Job ▸ Can you copy, word for word, the lines of the material between the line holding "Itemize the components" and the line holding "152, 196, 167]", inclusive?

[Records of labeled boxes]
+===+
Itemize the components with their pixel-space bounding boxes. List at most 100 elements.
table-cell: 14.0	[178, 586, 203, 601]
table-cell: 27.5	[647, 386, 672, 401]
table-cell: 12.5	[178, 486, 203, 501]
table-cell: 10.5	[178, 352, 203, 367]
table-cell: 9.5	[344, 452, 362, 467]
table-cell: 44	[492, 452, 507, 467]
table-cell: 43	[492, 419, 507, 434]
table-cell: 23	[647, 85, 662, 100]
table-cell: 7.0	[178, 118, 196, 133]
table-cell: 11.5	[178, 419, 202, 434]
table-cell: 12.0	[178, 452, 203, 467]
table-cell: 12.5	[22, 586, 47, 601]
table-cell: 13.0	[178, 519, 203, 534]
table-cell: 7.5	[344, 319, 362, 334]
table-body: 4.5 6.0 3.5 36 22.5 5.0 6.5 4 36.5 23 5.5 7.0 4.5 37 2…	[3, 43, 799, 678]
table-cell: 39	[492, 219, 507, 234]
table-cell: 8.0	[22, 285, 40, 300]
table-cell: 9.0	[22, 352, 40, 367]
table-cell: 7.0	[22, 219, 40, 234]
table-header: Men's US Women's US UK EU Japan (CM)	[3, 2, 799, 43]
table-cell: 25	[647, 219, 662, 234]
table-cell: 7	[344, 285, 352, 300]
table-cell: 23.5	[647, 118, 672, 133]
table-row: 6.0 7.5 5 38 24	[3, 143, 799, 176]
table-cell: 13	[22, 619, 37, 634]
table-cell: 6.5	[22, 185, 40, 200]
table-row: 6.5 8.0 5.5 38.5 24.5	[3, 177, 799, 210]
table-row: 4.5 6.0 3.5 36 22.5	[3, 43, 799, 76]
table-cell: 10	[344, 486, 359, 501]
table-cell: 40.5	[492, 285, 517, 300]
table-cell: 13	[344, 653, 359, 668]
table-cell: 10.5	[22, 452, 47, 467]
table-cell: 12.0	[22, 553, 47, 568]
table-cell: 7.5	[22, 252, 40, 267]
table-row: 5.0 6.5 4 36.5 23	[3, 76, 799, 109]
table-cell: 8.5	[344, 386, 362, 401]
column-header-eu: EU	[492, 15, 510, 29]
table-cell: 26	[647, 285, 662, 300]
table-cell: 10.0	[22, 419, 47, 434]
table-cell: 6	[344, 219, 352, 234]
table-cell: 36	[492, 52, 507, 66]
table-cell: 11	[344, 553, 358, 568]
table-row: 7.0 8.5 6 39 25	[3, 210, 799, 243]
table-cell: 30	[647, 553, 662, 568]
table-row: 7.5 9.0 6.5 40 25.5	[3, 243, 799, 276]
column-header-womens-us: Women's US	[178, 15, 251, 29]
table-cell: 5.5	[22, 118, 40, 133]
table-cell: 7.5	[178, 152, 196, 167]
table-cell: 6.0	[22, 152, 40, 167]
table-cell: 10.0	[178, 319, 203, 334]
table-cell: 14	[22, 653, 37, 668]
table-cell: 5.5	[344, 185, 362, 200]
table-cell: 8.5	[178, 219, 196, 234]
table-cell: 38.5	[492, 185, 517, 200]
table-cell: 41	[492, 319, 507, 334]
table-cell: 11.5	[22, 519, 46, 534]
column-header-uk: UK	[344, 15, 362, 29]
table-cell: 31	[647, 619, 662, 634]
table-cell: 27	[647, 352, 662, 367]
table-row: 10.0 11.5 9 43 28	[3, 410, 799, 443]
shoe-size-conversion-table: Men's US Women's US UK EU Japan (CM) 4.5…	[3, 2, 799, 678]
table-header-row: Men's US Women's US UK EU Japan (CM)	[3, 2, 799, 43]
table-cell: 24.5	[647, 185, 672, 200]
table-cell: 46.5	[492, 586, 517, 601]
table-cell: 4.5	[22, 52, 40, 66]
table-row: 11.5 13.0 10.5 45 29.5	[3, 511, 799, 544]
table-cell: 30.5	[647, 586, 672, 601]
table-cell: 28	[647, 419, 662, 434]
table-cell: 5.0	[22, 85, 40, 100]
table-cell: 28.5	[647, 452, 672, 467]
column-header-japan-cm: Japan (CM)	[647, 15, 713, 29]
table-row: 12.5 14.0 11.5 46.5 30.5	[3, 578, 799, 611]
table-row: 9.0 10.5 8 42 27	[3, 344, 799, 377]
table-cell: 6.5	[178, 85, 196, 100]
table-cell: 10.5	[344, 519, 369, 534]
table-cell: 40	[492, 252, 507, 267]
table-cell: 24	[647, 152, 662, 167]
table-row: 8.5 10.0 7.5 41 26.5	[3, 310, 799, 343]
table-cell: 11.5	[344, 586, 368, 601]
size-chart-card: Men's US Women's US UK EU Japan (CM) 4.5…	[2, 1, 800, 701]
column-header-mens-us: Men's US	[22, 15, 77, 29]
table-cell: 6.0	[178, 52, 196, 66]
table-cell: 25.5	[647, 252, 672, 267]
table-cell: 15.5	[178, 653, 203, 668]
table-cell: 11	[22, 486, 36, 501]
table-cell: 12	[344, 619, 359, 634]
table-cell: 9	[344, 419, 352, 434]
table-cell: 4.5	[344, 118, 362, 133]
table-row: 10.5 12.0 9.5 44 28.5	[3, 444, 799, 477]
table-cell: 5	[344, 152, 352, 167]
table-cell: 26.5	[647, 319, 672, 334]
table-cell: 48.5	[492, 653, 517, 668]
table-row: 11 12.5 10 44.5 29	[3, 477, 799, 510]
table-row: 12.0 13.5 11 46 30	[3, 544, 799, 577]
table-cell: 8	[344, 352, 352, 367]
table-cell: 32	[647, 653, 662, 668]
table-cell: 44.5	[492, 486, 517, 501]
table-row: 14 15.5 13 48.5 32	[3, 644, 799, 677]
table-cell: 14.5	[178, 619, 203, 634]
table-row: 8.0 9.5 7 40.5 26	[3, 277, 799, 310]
+===+
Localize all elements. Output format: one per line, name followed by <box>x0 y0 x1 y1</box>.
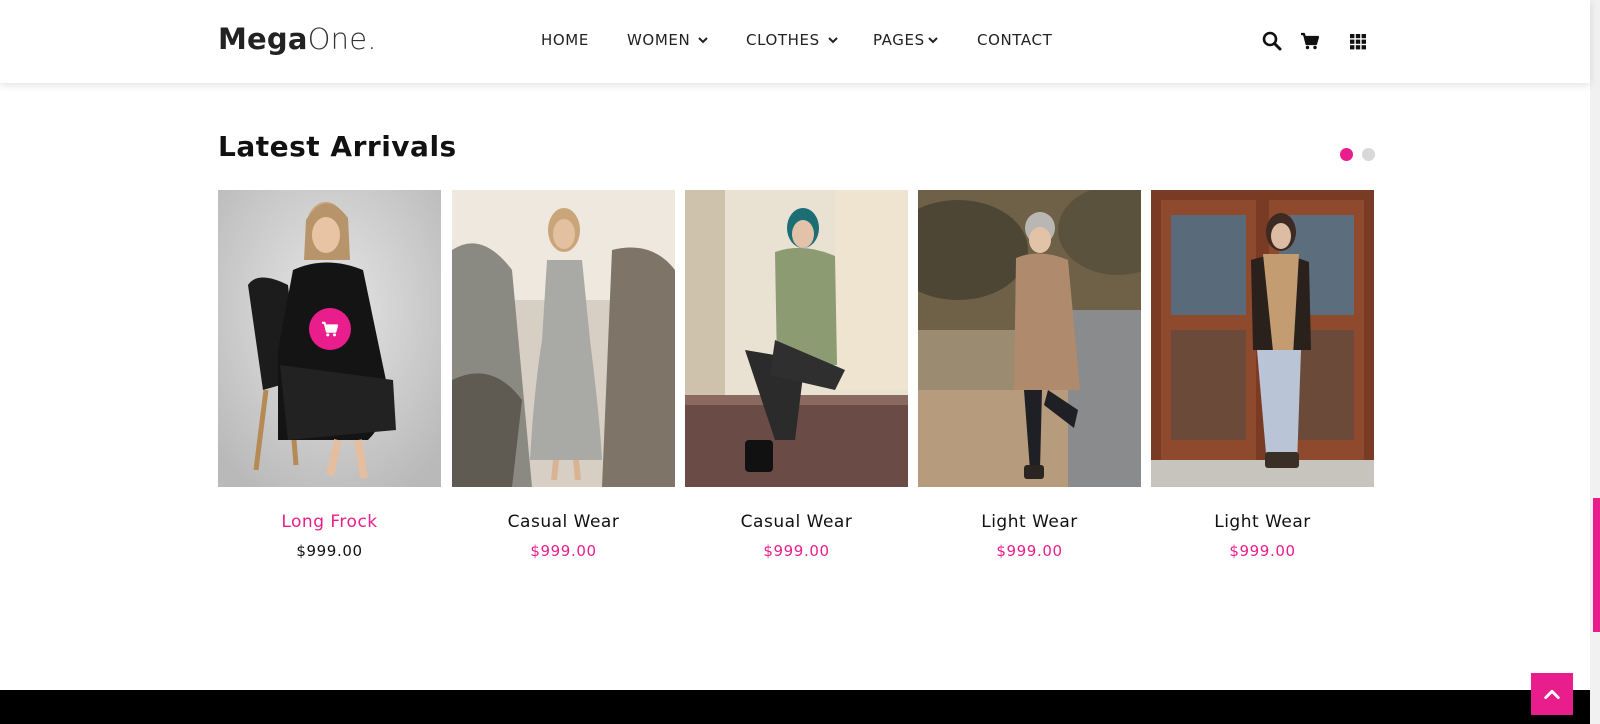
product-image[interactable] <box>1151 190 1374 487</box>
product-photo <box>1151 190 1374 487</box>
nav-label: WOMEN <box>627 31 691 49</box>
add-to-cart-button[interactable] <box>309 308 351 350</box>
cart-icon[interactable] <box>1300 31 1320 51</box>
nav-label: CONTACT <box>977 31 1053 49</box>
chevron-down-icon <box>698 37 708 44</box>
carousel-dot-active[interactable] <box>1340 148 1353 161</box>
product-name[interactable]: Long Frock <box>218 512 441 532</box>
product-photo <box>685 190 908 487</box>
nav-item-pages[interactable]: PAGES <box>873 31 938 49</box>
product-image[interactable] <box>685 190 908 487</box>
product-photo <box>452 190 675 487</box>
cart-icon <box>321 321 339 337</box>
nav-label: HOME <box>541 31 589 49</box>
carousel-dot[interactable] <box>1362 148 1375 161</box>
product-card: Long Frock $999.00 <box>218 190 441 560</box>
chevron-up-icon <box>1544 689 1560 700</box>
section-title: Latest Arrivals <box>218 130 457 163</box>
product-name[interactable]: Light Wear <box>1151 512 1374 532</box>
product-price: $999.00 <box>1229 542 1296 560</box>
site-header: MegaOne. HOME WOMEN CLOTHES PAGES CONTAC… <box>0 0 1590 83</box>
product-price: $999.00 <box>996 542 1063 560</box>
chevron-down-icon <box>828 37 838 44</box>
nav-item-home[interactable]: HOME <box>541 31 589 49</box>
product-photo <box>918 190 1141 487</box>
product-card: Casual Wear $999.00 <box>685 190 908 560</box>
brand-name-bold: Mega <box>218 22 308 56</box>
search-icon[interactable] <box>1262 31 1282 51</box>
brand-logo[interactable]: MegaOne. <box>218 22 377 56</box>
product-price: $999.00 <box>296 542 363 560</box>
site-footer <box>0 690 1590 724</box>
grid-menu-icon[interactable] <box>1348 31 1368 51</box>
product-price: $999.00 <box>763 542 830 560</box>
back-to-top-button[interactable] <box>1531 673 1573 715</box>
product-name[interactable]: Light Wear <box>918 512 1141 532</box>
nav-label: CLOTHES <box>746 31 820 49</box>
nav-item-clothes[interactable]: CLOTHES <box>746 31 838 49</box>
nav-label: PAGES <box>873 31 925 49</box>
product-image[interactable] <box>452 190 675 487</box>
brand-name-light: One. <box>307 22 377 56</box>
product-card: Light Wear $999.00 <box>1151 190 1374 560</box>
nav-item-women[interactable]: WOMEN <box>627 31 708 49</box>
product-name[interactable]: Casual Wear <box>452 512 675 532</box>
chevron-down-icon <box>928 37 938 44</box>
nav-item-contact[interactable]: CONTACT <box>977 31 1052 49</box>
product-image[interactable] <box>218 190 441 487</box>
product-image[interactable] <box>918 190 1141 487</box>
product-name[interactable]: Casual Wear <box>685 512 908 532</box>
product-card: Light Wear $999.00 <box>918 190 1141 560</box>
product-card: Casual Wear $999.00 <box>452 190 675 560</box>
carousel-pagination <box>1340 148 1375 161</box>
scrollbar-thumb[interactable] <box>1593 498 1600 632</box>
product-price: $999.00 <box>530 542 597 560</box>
+===+
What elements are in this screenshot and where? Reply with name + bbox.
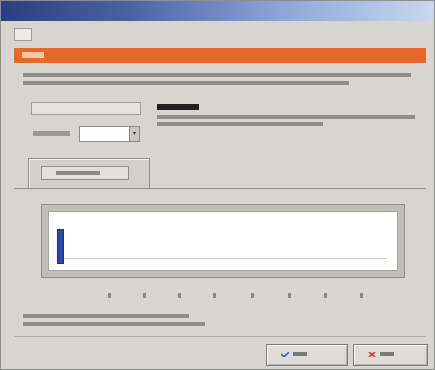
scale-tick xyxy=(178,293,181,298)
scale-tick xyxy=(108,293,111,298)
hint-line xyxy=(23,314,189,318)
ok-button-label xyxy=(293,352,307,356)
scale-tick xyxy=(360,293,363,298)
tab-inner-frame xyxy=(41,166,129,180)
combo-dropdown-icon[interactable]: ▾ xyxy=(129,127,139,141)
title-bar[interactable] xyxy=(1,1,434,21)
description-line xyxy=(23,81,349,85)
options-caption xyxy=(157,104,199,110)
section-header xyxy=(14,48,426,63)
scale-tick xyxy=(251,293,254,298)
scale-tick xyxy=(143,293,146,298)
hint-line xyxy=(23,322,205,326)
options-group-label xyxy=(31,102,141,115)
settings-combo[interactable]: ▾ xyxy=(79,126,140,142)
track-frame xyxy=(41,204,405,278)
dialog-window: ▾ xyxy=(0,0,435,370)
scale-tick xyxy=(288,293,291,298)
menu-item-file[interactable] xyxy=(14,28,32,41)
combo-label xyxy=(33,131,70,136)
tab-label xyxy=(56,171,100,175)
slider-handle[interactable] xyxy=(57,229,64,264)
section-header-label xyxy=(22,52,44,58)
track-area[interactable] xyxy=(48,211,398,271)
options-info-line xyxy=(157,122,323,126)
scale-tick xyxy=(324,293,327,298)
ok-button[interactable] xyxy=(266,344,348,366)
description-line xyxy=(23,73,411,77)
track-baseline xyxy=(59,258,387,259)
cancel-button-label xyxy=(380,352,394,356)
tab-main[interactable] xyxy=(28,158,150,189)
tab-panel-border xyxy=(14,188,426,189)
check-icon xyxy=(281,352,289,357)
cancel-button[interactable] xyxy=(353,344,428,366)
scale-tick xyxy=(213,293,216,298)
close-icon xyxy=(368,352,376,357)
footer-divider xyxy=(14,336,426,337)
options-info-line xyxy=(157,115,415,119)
+===+
Result for this task ▸
Itemize the components with their pixel-space bounding boxes. List at most 100 elements.
table-cell: 14.0	[178, 586, 203, 601]
table-cell: 27.5	[647, 386, 672, 401]
table-cell: 12.5	[178, 486, 203, 501]
table-cell: 10.5	[178, 352, 203, 367]
table-cell: 9.5	[344, 452, 362, 467]
table-cell: 44	[492, 452, 507, 467]
table-cell: 43	[492, 419, 507, 434]
table-cell: 23	[647, 85, 662, 100]
table-cell: 7.0	[178, 118, 196, 133]
table-cell: 11.5	[178, 419, 202, 434]
table-cell: 12.0	[178, 452, 203, 467]
table-cell: 12.5	[22, 586, 47, 601]
table-cell: 13.0	[178, 519, 203, 534]
table-cell: 7.5	[344, 319, 362, 334]
table-body: 4.5 6.0 3.5 36 22.5 5.0 6.5 4 36.5 23 5.5 7.0 4.5 37 2…	[3, 43, 799, 678]
table-cell: 39	[492, 219, 507, 234]
table-cell: 8.0	[22, 285, 40, 300]
table-cell: 9.0	[22, 352, 40, 367]
table-cell: 7.0	[22, 219, 40, 234]
table-header: Men's US Women's US UK EU Japan (CM)	[3, 2, 799, 43]
table-cell: 25	[647, 219, 662, 234]
table-cell: 7	[344, 285, 352, 300]
table-cell: 23.5	[647, 118, 672, 133]
table-row: 6.0 7.5 5 38 24	[3, 143, 799, 176]
table-cell: 13	[22, 619, 37, 634]
table-cell: 6.5	[22, 185, 40, 200]
table-row: 6.5 8.0 5.5 38.5 24.5	[3, 177, 799, 210]
table-row: 4.5 6.0 3.5 36 22.5	[3, 43, 799, 76]
table-cell: 10	[344, 486, 359, 501]
table-cell: 40.5	[492, 285, 517, 300]
table-cell: 13	[344, 653, 359, 668]
table-cell: 10.5	[22, 452, 47, 467]
table-cell: 12.0	[22, 553, 47, 568]
table-cell: 7.5	[22, 252, 40, 267]
table-row: 5.0 6.5 4 36.5 23	[3, 76, 799, 109]
table-cell: 8.5	[344, 386, 362, 401]
column-header-eu: EU	[492, 15, 510, 29]
table-cell: 26	[647, 285, 662, 300]
table-cell: 10.0	[22, 419, 47, 434]
table-cell: 6	[344, 219, 352, 234]
table-cell: 36	[492, 52, 507, 66]
table-cell: 11	[344, 553, 358, 568]
table-row: 7.0 8.5 6 39 25	[3, 210, 799, 243]
table-cell: 30	[647, 553, 662, 568]
table-row: 7.5 9.0 6.5 40 25.5	[3, 243, 799, 276]
column-header-womens-us: Women's US	[178, 15, 251, 29]
table-cell: 5.5	[22, 118, 40, 133]
table-cell: 7.5	[178, 152, 196, 167]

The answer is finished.